WHAT THE EXERCISE ASKS:
Write out the material exactly, with the pictures left out.

DATA FOR THE TASK:
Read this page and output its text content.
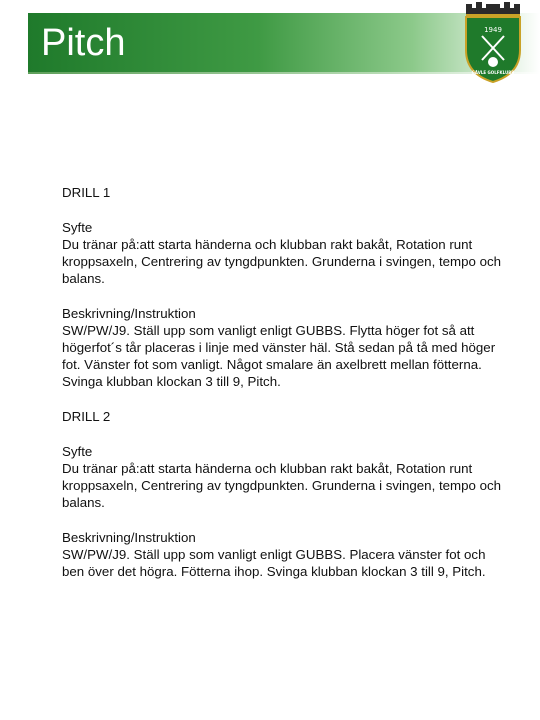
Pitch	1949
GÄVLE GOLFKLUBB

DRILL 1

Syfte
Du tränar på:att starta händerna och klubban rakt bakåt, Rotation runt kroppsaxeln, Centrering av tyngdpunkten. Grunderna i svingen, tempo och balans.

Beskrivning/Instruktion
SW/PW/J9. Ställ upp som vanligt enligt GUBBS. Flytta höger fot så att högerfot´s tår placeras i linje med vänster häl. Stå sedan på tå med höger fot. Vänster fot som vanligt. Något smalare än axelbrett mellan fötterna. Svinga klubban klockan 3 till 9, Pitch.

DRILL 2

Syfte
Du tränar på:att starta händerna och klubban rakt bakåt, Rotation runt kroppsaxeln, Centrering av tyngdpunkten. Grunderna i svingen, tempo och balans.

Beskrivning/Instruktion
SW/PW/J9. Ställ upp som vanligt enligt GUBBS. Placera vänster fot och ben över det högra. Fötterna ihop. Svinga klubban klockan 3 till 9, Pitch.
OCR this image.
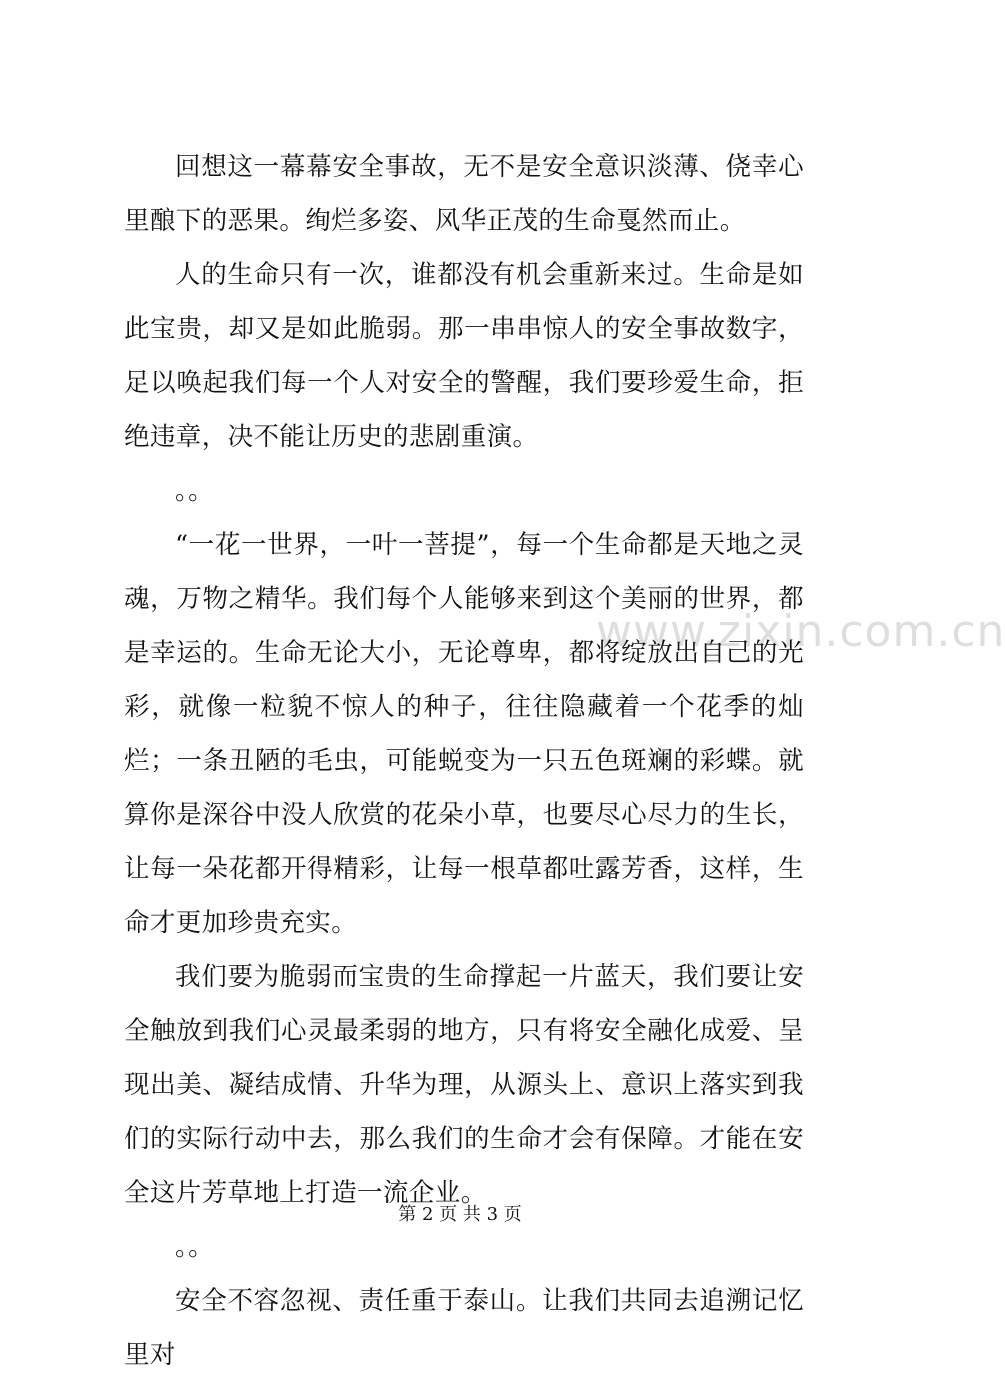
www.zixin.com.cn

回想这一幕幕安全事故，无不是安全意识淡薄、侥幸心里酿下的恶果。绚烂多姿、风华正茂的生命戛然而止。

人的生命只有一次，谁都没有机会重新来过。生命是如此宝贵，却又是如此脆弱。那一串串惊人的安全事故数字，足以唤起我们每一个人对安全的警醒，我们要珍爱生命，拒绝违章，决不能让历史的悲剧重演。

。。

“一花一世界，一叶一菩提”，每一个生命都是天地之灵魂，万物之精华。我们每个人能够来到这个美丽的世界，都是幸运的。生命无论大小，无论尊卑，都将绽放出自己的光彩，就像一粒貌不惊人的种子，往往隐藏着一个花季的灿烂；一条丑陋的毛虫，可能蜕变为一只五色斑斓的彩蝶。就算你是深谷中没人欣赏的花朵小草，也要尽心尽力的生长，让每一朵花都开得精彩，让每一根草都吐露芳香，这样，生命才更加珍贵充实。

我们要为脆弱而宝贵的生命撑起一片蓝天，我们要让安全触放到我们心灵最柔弱的地方，只有将安全融化成爱、呈现出美、凝结成情、升华为理，从源头上、意识上落实到我们的实际行动中去，那么我们的生命才会有保障。才能在安全这片芳草地上打造一流企业。

。。

安全不容忽视、责任重于泰山。让我们共同去追溯记忆里对

第 2 页 共 3 页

TASK RESPONSE:
Read this page and output its text content.
Pitch	1949
GÄVLE GOLFKLUBB

DRILL 1

Syfte
Du tränar på:att starta händerna och klubban rakt bakåt, Rotation runt kroppsaxeln, Centrering av tyngdpunkten. Grunderna i svingen, tempo och balans.

Beskrivning/Instruktion
SW/PW/J9. Ställ upp som vanligt enligt GUBBS. Flytta höger fot så att högerfot´s tår placeras i linje med vänster häl. Stå sedan på tå med höger fot. Vänster fot som vanligt. Något smalare än axelbrett mellan fötterna. Svinga klubban klockan 3 till 9, Pitch.

DRILL 2

Syfte
Du tränar på:att starta händerna och klubban rakt bakåt, Rotation runt kroppsaxeln, Centrering av tyngdpunkten. Grunderna i svingen, tempo och balans.

Beskrivning/Instruktion
SW/PW/J9. Ställ upp som vanligt enligt GUBBS. Placera vänster fot och ben över det högra. Fötterna ihop. Svinga klubban klockan 3 till 9, Pitch.
OCR this image.
www.zixin.com.cn

回想这一幕幕安全事故，无不是安全意识淡薄、侥幸心里酿下的恶果。绚烂多姿、风华正茂的生命戛然而止。

人的生命只有一次，谁都没有机会重新来过。生命是如此宝贵，却又是如此脆弱。那一串串惊人的安全事故数字，足以唤起我们每一个人对安全的警醒，我们要珍爱生命，拒绝违章，决不能让历史的悲剧重演。

。。

“一花一世界，一叶一菩提”，每一个生命都是天地之灵魂，万物之精华。我们每个人能够来到这个美丽的世界，都是幸运的。生命无论大小，无论尊卑，都将绽放出自己的光彩，就像一粒貌不惊人的种子，往往隐藏着一个花季的灿烂；一条丑陋的毛虫，可能蜕变为一只五色斑斓的彩蝶。就算你是深谷中没人欣赏的花朵小草，也要尽心尽力的生长，让每一朵花都开得精彩，让每一根草都吐露芳香，这样，生命才更加珍贵充实。

我们要为脆弱而宝贵的生命撑起一片蓝天，我们要让安全触放到我们心灵最柔弱的地方，只有将安全融化成爱、呈现出美、凝结成情、升华为理，从源头上、意识上落实到我们的实际行动中去，那么我们的生命才会有保障。才能在安全这片芳草地上打造一流企业。

。。

安全不容忽视、责任重于泰山。让我们共同去追溯记忆里对

第 2 页 共 3 页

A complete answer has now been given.